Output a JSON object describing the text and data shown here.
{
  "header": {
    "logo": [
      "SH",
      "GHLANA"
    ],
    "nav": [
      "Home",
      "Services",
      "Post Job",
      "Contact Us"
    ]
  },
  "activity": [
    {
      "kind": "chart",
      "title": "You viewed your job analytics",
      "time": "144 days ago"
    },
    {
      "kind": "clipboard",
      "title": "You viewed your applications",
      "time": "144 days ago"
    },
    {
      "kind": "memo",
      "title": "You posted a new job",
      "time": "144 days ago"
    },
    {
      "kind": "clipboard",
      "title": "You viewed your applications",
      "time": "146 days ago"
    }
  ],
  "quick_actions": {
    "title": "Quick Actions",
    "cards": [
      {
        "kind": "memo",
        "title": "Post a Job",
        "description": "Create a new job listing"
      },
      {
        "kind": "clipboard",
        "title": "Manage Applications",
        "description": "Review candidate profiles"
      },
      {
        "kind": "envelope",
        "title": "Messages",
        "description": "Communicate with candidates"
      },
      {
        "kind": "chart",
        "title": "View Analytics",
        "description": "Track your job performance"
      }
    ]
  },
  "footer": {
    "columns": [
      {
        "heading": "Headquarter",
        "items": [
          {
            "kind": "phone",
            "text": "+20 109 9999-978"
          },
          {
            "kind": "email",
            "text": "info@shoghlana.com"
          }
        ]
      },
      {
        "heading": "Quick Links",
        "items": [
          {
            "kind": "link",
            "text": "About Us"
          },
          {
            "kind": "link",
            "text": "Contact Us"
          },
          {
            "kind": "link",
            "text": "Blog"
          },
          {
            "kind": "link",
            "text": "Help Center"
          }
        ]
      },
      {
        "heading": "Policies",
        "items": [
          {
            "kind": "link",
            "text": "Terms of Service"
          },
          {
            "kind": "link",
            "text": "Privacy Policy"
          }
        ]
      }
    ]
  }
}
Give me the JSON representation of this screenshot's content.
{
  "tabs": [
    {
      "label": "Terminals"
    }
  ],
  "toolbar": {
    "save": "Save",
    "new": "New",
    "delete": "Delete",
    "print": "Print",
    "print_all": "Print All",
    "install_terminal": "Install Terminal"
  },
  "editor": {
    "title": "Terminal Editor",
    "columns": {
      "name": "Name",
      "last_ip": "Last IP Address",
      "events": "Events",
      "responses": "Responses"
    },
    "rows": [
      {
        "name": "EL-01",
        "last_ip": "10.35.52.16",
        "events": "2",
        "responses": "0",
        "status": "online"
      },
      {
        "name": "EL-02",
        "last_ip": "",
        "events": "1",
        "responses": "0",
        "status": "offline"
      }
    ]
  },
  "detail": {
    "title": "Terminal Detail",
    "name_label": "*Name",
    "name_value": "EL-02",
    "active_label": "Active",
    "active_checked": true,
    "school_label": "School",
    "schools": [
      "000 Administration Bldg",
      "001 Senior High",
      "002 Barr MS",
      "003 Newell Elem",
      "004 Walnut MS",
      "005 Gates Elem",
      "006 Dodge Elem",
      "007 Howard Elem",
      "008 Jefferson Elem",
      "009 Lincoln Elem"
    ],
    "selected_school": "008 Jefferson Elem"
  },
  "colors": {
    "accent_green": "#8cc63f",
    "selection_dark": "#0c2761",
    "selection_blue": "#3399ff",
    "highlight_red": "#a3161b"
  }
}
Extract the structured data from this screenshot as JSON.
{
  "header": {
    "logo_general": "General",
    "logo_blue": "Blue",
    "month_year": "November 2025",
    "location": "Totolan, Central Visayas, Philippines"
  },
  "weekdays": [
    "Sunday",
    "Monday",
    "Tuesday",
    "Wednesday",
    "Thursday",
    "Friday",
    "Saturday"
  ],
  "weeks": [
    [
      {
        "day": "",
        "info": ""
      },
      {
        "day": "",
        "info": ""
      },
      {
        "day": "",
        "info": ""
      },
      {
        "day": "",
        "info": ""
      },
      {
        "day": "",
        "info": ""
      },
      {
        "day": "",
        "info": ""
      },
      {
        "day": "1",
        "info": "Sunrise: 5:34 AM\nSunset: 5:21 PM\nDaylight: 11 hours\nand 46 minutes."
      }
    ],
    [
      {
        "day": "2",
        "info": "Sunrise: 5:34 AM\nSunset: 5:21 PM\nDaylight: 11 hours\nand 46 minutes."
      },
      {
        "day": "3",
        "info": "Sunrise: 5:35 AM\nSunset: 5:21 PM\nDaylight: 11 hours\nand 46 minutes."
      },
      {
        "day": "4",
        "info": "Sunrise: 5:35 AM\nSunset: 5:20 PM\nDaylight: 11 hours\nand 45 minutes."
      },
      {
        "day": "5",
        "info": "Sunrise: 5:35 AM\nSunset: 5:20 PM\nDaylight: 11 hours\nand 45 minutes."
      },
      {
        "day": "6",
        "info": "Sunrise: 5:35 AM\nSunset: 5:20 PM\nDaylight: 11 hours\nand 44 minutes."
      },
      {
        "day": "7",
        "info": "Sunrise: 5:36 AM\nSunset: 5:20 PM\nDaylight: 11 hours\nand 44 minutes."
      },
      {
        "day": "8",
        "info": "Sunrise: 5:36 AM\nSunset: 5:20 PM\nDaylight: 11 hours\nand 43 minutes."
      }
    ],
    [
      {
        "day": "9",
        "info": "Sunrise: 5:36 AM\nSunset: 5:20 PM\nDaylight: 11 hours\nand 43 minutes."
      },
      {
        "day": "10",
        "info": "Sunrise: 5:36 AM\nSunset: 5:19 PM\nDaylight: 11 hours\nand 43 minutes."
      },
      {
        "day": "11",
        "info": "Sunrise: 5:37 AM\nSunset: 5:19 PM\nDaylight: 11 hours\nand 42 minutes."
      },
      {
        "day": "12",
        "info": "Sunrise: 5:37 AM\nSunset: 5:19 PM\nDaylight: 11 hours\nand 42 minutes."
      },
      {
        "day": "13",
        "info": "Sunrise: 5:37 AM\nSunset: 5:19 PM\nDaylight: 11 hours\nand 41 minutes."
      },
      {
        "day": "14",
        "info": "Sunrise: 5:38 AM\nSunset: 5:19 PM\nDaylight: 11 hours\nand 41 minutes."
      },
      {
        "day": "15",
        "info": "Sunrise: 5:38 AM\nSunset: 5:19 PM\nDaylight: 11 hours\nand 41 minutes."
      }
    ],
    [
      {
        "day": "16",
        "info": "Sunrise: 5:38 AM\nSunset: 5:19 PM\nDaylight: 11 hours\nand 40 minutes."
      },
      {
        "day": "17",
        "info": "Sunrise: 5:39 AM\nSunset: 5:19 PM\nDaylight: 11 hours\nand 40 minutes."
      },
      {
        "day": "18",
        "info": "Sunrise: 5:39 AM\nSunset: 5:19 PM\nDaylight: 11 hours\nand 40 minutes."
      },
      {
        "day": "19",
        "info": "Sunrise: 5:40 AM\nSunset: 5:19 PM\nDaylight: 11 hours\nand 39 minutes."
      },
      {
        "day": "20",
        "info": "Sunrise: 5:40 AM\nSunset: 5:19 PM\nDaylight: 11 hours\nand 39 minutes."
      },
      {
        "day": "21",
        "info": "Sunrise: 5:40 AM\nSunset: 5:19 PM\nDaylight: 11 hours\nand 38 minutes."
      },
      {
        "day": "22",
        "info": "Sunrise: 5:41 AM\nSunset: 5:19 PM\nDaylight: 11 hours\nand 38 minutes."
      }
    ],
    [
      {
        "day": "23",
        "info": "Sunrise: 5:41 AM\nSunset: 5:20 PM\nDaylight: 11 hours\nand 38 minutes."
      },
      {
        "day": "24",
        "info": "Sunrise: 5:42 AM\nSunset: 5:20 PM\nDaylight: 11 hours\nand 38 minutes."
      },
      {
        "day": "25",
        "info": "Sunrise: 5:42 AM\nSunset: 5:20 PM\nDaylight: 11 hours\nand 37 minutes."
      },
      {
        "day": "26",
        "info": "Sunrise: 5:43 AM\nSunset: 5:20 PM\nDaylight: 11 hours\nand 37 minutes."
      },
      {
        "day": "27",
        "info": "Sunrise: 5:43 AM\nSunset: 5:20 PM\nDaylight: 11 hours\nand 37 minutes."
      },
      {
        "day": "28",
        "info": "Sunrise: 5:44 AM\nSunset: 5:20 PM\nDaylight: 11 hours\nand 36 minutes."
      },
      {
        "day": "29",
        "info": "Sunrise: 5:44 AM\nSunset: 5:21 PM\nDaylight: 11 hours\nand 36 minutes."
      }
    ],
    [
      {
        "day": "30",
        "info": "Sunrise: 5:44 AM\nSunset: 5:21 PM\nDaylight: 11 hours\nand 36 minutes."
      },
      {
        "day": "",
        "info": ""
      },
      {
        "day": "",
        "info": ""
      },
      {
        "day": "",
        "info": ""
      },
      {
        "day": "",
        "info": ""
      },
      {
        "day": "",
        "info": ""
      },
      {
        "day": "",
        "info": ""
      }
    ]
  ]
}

:::

#### Your task
In the entries above, find every line with the word "Jefferson" and list it.

#### Output for this task
      "008 Jefferson Elem",
    "selected_school": "008 Jefferson Elem"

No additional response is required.